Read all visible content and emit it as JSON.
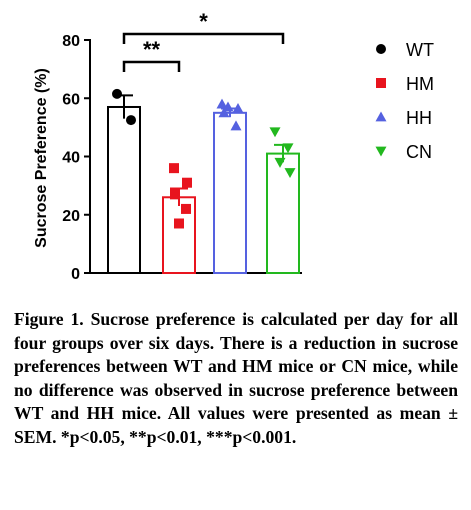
{
  "chart_data": {
    "type": "bar",
    "ylabel": "Sucrose Preference (%)",
    "ylim": [
      0,
      80
    ],
    "yticks": [
      0,
      20,
      40,
      60,
      80
    ],
    "errorbars": "SEM",
    "series": [
      {
        "name": "WT",
        "value": 57,
        "sem": 4,
        "color": "#000000",
        "marker": "circle",
        "points": [
          61.5,
          52.5
        ]
      },
      {
        "name": "HM",
        "value": 26,
        "sem": 3,
        "color": "#e8141e",
        "marker": "square",
        "points": [
          36,
          31,
          27,
          22,
          17
        ]
      },
      {
        "name": "HH",
        "value": 55,
        "sem": 1.5,
        "color": "#5561e0",
        "marker": "triangle-up",
        "points": [
          58,
          57,
          56.5,
          55,
          50.5
        ]
      },
      {
        "name": "CN",
        "value": 41,
        "sem": 3,
        "color": "#22b81e",
        "marker": "triangle-down",
        "points": [
          48.5,
          43,
          38,
          34.5
        ]
      }
    ],
    "significance": [
      {
        "from": "WT",
        "to": "HM",
        "label": "**"
      },
      {
        "from": "WT",
        "to": "CN",
        "label": "*"
      }
    ],
    "legend_position": "right"
  },
  "caption": "Figure 1. Sucrose preference is calculated per day for all four groups over six days. There is a reduction in sucrose preferences between WT and HM mice or CN mice, while no difference was observed in sucrose preference between WT and HH mice. All values were presented as mean ± SEM. *p<0.05, **p<0.01, ***p<0.001."
}
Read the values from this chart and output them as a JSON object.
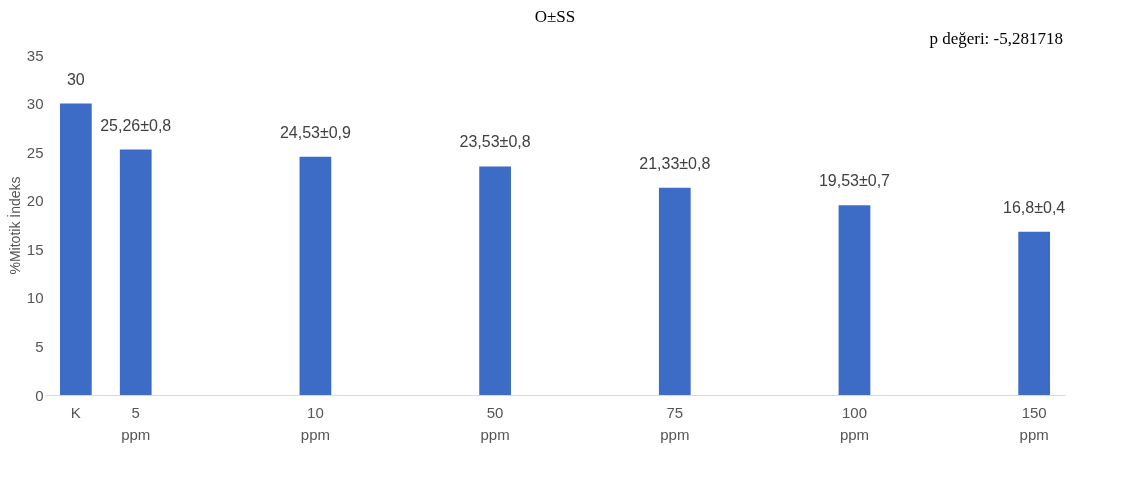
{
  "chart_data": {
    "type": "bar",
    "title": "O±SS",
    "ylabel": "%Mitotik İndeks",
    "annotations": [
      "p değeri: -5,281718"
    ],
    "categories": [
      "K",
      "5 ppm",
      null,
      null,
      "10 ppm",
      null,
      null,
      "50 ppm",
      null,
      null,
      "75 ppm",
      null,
      null,
      "100 ppm",
      null,
      null,
      "150 ppm"
    ],
    "values": [
      30,
      25.26,
      null,
      null,
      24.53,
      null,
      null,
      23.53,
      null,
      null,
      21.33,
      null,
      null,
      19.53,
      null,
      null,
      16.8
    ],
    "value_labels": [
      "30",
      "25,26±0,8",
      null,
      null,
      "24,53±0,9",
      null,
      null,
      "23,53±0,8",
      null,
      null,
      "21,33±0,8",
      null,
      null,
      "19,53±0,7",
      null,
      null,
      "16,8±0,4"
    ],
    "color": "#3d6cc6",
    "ylim": [
      0,
      35
    ],
    "yticks": [
      0,
      5,
      10,
      15,
      20,
      25,
      30,
      35
    ],
    "grid": false
  }
}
* * * * * * *
→ **GOAL**
Give the number of lines in the records that contain the string "Read", and nothing besides.

→ **OUTPUT OF THE TASK**
2